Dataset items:
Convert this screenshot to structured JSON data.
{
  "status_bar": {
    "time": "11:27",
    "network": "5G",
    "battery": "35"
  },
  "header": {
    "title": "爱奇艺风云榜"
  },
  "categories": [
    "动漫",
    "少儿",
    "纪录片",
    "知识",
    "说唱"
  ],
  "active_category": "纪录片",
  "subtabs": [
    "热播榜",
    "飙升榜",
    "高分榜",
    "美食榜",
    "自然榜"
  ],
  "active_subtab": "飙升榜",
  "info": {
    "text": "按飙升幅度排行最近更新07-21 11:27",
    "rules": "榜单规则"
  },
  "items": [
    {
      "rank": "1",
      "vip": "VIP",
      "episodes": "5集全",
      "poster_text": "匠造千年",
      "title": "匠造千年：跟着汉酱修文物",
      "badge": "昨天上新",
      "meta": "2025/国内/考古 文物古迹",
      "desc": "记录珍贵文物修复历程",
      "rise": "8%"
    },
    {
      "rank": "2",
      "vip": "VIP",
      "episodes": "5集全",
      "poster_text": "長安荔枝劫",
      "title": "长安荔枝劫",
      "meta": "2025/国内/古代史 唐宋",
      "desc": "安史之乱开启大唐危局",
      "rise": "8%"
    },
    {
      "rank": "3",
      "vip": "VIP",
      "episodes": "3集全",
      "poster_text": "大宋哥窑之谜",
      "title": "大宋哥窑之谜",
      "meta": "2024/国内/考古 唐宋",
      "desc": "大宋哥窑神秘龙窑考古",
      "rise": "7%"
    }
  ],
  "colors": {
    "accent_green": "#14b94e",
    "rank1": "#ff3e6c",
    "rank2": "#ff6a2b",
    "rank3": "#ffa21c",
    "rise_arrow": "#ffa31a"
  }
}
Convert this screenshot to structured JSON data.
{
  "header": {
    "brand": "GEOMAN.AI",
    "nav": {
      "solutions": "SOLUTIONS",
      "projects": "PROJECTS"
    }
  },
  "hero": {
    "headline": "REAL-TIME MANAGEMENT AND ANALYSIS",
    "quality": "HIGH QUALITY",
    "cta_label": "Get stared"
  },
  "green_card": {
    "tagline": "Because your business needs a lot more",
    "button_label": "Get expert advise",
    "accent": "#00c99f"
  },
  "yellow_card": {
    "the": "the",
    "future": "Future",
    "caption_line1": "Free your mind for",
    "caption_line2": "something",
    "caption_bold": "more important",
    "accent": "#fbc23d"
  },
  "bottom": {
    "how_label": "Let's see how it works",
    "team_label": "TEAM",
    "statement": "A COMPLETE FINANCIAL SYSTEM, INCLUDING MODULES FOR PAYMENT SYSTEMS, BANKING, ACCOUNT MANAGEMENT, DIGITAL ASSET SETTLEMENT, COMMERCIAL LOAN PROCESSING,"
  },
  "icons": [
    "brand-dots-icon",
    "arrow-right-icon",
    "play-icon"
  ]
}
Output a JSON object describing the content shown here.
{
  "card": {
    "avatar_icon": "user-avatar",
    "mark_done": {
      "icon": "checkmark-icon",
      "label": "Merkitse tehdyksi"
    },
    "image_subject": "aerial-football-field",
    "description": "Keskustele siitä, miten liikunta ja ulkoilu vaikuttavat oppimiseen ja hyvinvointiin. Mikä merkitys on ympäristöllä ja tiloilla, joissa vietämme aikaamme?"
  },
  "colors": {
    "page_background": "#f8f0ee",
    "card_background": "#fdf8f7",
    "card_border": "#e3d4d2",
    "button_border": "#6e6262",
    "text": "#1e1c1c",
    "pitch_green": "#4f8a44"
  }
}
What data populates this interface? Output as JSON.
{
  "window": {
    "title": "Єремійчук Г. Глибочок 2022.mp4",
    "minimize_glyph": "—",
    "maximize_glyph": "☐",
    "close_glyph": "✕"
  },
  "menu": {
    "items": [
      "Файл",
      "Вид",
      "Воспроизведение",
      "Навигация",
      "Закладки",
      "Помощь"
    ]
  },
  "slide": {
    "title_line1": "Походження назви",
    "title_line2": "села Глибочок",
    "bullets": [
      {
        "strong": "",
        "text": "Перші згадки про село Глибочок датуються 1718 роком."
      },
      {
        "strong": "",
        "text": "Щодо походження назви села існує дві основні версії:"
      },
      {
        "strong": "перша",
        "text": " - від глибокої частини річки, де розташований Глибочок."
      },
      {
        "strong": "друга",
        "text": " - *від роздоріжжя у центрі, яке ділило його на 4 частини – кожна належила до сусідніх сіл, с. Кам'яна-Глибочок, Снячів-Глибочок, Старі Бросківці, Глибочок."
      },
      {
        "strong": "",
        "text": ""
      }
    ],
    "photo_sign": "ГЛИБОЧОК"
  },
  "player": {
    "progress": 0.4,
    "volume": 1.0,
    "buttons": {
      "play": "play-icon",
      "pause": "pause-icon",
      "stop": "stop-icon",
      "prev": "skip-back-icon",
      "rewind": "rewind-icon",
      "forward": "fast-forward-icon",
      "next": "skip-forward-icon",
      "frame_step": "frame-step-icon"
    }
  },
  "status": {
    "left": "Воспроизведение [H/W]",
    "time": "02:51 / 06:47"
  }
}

▶ _Stated exercise_
Set down nothing but the lines from the one with "What data populates" through the end of the records, keeping each line exactly as written and including both ends.

▶ _Problem solution_
What data populates this interface? Output as JSON.
{
  "window": {
    "title": "Єремійчук Г. Глибочок 2022.mp4",
    "minimize_glyph": "—",
    "maximize_glyph": "☐",
    "close_glyph": "✕"
  },
  "menu": {
    "items": [
      "Файл",
      "Вид",
      "Воспроизведение",
      "Навигация",
      "Закладки",
      "Помощь"
    ]
  },
  "slide": {
    "title_line1": "Походження назви",
    "title_line2": "села Глибочок",
    "bullets": [
      {
        "strong": "",
        "text": "Перші згадки про село Глибочок датуються 1718 роком."
      },
      {
        "strong": "",
        "text": "Щодо походження назви села існує дві основні версії:"
      },
      {
        "strong": "перша",
        "text": " - від глибокої частини річки, де розташований Глибочок."
      },
      {
        "strong": "друга",
        "text": " - *від роздоріжжя у центрі, яке ділило його на 4 частини – кожна належила до сусідніх сіл, с. Кам'яна-Глибочок, Снячів-Глибочок, Старі Бросківці, Глибочок."
      },
      {
        "strong": "",
        "text": ""
      }
    ],
    "photo_sign": "ГЛИБОЧОК"
  },
  "player": {
    "progress": 0.4,
    "volume": 1.0,
    "buttons": {
      "play": "play-icon",
      "pause": "pause-icon",
      "stop": "stop-icon",
      "prev": "skip-back-icon",
      "rewind": "rewind-icon",
      "forward": "fast-forward-icon",
      "next": "skip-forward-icon",
      "frame_step": "frame-step-icon"
    }
  },
  "status": {
    "left": "Воспроизведение [H/W]",
    "time": "02:51 / 06:47"
  }
}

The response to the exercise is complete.